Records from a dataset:
-- start --

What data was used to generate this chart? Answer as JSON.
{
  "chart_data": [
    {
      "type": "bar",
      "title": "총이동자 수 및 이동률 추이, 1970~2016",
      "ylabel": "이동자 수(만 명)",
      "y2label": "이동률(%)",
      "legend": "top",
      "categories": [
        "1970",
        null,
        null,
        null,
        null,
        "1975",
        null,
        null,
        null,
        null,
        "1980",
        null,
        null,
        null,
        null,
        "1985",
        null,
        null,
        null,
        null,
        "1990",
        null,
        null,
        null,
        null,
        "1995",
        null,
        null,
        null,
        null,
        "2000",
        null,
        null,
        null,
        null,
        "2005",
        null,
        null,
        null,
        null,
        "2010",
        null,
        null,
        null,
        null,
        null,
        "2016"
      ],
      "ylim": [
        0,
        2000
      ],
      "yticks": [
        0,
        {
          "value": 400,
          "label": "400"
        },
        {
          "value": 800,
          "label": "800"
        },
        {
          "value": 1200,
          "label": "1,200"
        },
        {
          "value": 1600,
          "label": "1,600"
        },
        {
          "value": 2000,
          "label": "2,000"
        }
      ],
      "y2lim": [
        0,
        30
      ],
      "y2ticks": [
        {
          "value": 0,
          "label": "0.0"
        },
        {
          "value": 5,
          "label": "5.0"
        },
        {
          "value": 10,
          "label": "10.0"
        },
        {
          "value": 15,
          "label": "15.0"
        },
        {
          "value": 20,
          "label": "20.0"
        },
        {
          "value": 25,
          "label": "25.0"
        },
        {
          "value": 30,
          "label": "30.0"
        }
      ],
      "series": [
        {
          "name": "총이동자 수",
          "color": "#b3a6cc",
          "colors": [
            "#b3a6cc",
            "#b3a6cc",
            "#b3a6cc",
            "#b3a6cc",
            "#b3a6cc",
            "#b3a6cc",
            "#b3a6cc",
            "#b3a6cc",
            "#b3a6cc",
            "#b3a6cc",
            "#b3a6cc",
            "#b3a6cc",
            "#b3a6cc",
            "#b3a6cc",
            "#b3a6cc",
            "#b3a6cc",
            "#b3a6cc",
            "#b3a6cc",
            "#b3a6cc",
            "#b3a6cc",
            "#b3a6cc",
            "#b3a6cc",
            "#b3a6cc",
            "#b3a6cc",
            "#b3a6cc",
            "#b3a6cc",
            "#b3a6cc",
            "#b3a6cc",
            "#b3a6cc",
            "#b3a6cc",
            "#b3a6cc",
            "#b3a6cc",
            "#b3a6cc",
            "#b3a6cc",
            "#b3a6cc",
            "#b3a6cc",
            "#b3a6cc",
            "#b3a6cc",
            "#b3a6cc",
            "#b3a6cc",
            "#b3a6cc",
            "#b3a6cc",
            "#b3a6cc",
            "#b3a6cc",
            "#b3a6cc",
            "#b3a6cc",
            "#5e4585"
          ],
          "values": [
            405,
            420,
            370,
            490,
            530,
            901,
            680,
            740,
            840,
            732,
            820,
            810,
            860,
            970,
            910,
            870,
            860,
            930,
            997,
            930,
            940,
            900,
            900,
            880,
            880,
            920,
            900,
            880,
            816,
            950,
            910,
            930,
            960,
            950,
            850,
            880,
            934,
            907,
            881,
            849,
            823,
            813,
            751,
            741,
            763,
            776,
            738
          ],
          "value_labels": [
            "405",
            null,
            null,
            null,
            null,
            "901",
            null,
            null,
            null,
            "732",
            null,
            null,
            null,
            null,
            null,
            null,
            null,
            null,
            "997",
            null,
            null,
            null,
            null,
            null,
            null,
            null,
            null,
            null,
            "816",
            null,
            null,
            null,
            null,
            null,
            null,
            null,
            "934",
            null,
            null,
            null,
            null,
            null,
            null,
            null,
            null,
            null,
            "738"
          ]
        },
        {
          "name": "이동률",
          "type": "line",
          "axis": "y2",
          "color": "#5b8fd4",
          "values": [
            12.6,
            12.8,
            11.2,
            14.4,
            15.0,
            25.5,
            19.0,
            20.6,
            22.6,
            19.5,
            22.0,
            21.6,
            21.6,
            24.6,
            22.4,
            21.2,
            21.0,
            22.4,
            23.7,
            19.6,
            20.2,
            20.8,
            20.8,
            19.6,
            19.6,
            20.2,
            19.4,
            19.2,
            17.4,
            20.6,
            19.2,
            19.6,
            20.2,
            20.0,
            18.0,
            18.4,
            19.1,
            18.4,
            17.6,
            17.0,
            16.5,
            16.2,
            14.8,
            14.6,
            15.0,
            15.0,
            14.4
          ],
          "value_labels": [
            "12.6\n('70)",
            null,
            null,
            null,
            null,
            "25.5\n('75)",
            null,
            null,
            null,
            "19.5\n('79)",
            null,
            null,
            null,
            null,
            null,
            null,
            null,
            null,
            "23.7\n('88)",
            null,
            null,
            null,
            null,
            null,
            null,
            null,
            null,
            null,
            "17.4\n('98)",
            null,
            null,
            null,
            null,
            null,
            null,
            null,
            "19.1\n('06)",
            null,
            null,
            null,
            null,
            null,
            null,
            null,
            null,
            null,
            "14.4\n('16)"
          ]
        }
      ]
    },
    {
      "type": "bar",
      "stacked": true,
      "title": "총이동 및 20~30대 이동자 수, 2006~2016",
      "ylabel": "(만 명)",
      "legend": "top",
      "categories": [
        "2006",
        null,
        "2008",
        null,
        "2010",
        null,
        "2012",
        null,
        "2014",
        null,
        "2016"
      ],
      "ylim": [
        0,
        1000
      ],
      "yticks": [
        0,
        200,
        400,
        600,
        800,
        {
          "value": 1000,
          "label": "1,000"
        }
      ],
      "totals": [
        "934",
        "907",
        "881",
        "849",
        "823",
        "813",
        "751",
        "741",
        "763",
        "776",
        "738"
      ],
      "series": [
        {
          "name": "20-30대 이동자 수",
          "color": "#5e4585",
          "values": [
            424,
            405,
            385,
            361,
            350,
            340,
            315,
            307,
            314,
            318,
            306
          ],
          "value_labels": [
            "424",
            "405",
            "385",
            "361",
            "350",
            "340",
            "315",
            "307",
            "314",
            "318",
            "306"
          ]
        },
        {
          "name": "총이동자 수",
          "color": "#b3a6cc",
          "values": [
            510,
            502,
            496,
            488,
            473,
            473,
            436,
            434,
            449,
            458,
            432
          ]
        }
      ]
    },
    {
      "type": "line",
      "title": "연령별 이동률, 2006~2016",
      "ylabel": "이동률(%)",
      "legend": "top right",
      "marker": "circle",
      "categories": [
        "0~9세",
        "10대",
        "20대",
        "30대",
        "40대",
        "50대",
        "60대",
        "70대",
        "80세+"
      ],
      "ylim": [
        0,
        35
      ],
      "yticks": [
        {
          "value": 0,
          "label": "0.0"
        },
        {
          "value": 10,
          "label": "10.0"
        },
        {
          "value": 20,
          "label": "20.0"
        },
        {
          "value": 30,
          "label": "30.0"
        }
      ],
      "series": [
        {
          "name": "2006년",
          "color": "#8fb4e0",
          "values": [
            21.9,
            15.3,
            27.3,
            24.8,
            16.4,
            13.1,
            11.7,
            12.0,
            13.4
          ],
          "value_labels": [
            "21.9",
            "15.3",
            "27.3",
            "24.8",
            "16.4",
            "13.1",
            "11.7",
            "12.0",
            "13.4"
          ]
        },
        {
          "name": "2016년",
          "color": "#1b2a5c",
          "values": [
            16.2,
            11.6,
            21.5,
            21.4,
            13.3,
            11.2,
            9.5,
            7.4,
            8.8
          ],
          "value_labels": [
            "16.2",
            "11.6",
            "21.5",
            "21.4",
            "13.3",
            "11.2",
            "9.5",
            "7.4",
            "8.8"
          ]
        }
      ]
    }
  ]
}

-- end --

WORK TO DO -
Retype the records above exactly.

RESULT BELOW -
What data was used to generate this chart? Answer as JSON.
{
  "chart_data": [
    {
      "type": "bar",
      "title": "총이동자 수 및 이동률 추이, 1970~2016",
      "ylabel": "이동자 수(만 명)",
      "y2label": "이동률(%)",
      "legend": "top",
      "categories": [
        "1970",
        null,
        null,
        null,
        null,
        "1975",
        null,
        null,
        null,
        null,
        "1980",
        null,
        null,
        null,
        null,
        "1985",
        null,
        null,
        null,
        null,
        "1990",
        null,
        null,
        null,
        null,
        "1995",
        null,
        null,
        null,
        null,
        "2000",
        null,
        null,
        null,
        null,
        "2005",
        null,
        null,
        null,
        null,
        "2010",
        null,
        null,
        null,
        null,
        null,
        "2016"
      ],
      "ylim": [
        0,
        2000
      ],
      "yticks": [
        0,
        {
          "value": 400,
          "label": "400"
        },
        {
          "value": 800,
          "label": "800"
        },
        {
          "value": 1200,
          "label": "1,200"
        },
        {
          "value": 1600,
          "label": "1,600"
        },
        {
          "value": 2000,
          "label": "2,000"
        }
      ],
      "y2lim": [
        0,
        30
      ],
      "y2ticks": [
        {
          "value": 0,
          "label": "0.0"
        },
        {
          "value": 5,
          "label": "5.0"
        },
        {
          "value": 10,
          "label": "10.0"
        },
        {
          "value": 15,
          "label": "15.0"
        },
        {
          "value": 20,
          "label": "20.0"
        },
        {
          "value": 25,
          "label": "25.0"
        },
        {
          "value": 30,
          "label": "30.0"
        }
      ],
      "series": [
        {
          "name": "총이동자 수",
          "color": "#b3a6cc",
          "colors": [
            "#b3a6cc",
            "#b3a6cc",
            "#b3a6cc",
            "#b3a6cc",
            "#b3a6cc",
            "#b3a6cc",
            "#b3a6cc",
            "#b3a6cc",
            "#b3a6cc",
            "#b3a6cc",
            "#b3a6cc",
            "#b3a6cc",
            "#b3a6cc",
            "#b3a6cc",
            "#b3a6cc",
            "#b3a6cc",
            "#b3a6cc",
            "#b3a6cc",
            "#b3a6cc",
            "#b3a6cc",
            "#b3a6cc",
            "#b3a6cc",
            "#b3a6cc",
            "#b3a6cc",
            "#b3a6cc",
            "#b3a6cc",
            "#b3a6cc",
            "#b3a6cc",
            "#b3a6cc",
            "#b3a6cc",
            "#b3a6cc",
            "#b3a6cc",
            "#b3a6cc",
            "#b3a6cc",
            "#b3a6cc",
            "#b3a6cc",
            "#b3a6cc",
            "#b3a6cc",
            "#b3a6cc",
            "#b3a6cc",
            "#b3a6cc",
            "#b3a6cc",
            "#b3a6cc",
            "#b3a6cc",
            "#b3a6cc",
            "#b3a6cc",
            "#5e4585"
          ],
          "values": [
            405,
            420,
            370,
            490,
            530,
            901,
            680,
            740,
            840,
            732,
            820,
            810,
            860,
            970,
            910,
            870,
            860,
            930,
            997,
            930,
            940,
            900,
            900,
            880,
            880,
            920,
            900,
            880,
            816,
            950,
            910,
            930,
            960,
            950,
            850,
            880,
            934,
            907,
            881,
            849,
            823,
            813,
            751,
            741,
            763,
            776,
            738
          ],
          "value_labels": [
            "405",
            null,
            null,
            null,
            null,
            "901",
            null,
            null,
            null,
            "732",
            null,
            null,
            null,
            null,
            null,
            null,
            null,
            null,
            "997",
            null,
            null,
            null,
            null,
            null,
            null,
            null,
            null,
            null,
            "816",
            null,
            null,
            null,
            null,
            null,
            null,
            null,
            "934",
            null,
            null,
            null,
            null,
            null,
            null,
            null,
            null,
            null,
            "738"
          ]
        },
        {
          "name": "이동률",
          "type": "line",
          "axis": "y2",
          "color": "#5b8fd4",
          "values": [
            12.6,
            12.8,
            11.2,
            14.4,
            15.0,
            25.5,
            19.0,
            20.6,
            22.6,
            19.5,
            22.0,
            21.6,
            21.6,
            24.6,
            22.4,
            21.2,
            21.0,
            22.4,
            23.7,
            19.6,
            20.2,
            20.8,
            20.8,
            19.6,
            19.6,
            20.2,
            19.4,
            19.2,
            17.4,
            20.6,
            19.2,
            19.6,
            20.2,
            20.0,
            18.0,
            18.4,
            19.1,
            18.4,
            17.6,
            17.0,
            16.5,
            16.2,
            14.8,
            14.6,
            15.0,
            15.0,
            14.4
          ],
          "value_labels": [
            "12.6\n('70)",
            null,
            null,
            null,
            null,
            "25.5\n('75)",
            null,
            null,
            null,
            "19.5\n('79)",
            null,
            null,
            null,
            null,
            null,
            null,
            null,
            null,
            "23.7\n('88)",
            null,
            null,
            null,
            null,
            null,
            null,
            null,
            null,
            null,
            "17.4\n('98)",
            null,
            null,
            null,
            null,
            null,
            null,
            null,
            "19.1\n('06)",
            null,
            null,
            null,
            null,
            null,
            null,
            null,
            null,
            null,
            "14.4\n('16)"
          ]
        }
      ]
    },
    {
      "type": "bar",
      "stacked": true,
      "title": "총이동 및 20~30대 이동자 수, 2006~2016",
      "ylabel": "(만 명)",
      "legend": "top",
      "categories": [
        "2006",
        null,
        "2008",
        null,
        "2010",
        null,
        "2012",
        null,
        "2014",
        null,
        "2016"
      ],
      "ylim": [
        0,
        1000
      ],
      "yticks": [
        0,
        200,
        400,
        600,
        800,
        {
          "value": 1000,
          "label": "1,000"
        }
      ],
      "totals": [
        "934",
        "907",
        "881",
        "849",
        "823",
        "813",
        "751",
        "741",
        "763",
        "776",
        "738"
      ],
      "series": [
        {
          "name": "20-30대 이동자 수",
          "color": "#5e4585",
          "values": [
            424,
            405,
            385,
            361,
            350,
            340,
            315,
            307,
            314,
            318,
            306
          ],
          "value_labels": [
            "424",
            "405",
            "385",
            "361",
            "350",
            "340",
            "315",
            "307",
            "314",
            "318",
            "306"
          ]
        },
        {
          "name": "총이동자 수",
          "color": "#b3a6cc",
          "values": [
            510,
            502,
            496,
            488,
            473,
            473,
            436,
            434,
            449,
            458,
            432
          ]
        }
      ]
    },
    {
      "type": "line",
      "title": "연령별 이동률, 2006~2016",
      "ylabel": "이동률(%)",
      "legend": "top right",
      "marker": "circle",
      "categories": [
        "0~9세",
        "10대",
        "20대",
        "30대",
        "40대",
        "50대",
        "60대",
        "70대",
        "80세+"
      ],
      "ylim": [
        0,
        35
      ],
      "yticks": [
        {
          "value": 0,
          "label": "0.0"
        },
        {
          "value": 10,
          "label": "10.0"
        },
        {
          "value": 20,
          "label": "20.0"
        },
        {
          "value": 30,
          "label": "30.0"
        }
      ],
      "series": [
        {
          "name": "2006년",
          "color": "#8fb4e0",
          "values": [
            21.9,
            15.3,
            27.3,
            24.8,
            16.4,
            13.1,
            11.7,
            12.0,
            13.4
          ],
          "value_labels": [
            "21.9",
            "15.3",
            "27.3",
            "24.8",
            "16.4",
            "13.1",
            "11.7",
            "12.0",
            "13.4"
          ]
        },
        {
          "name": "2016년",
          "color": "#1b2a5c",
          "values": [
            16.2,
            11.6,
            21.5,
            21.4,
            13.3,
            11.2,
            9.5,
            7.4,
            8.8
          ],
          "value_labels": [
            "16.2",
            "11.6",
            "21.5",
            "21.4",
            "13.3",
            "11.2",
            "9.5",
            "7.4",
            "8.8"
          ]
        }
      ]
    }
  ]
}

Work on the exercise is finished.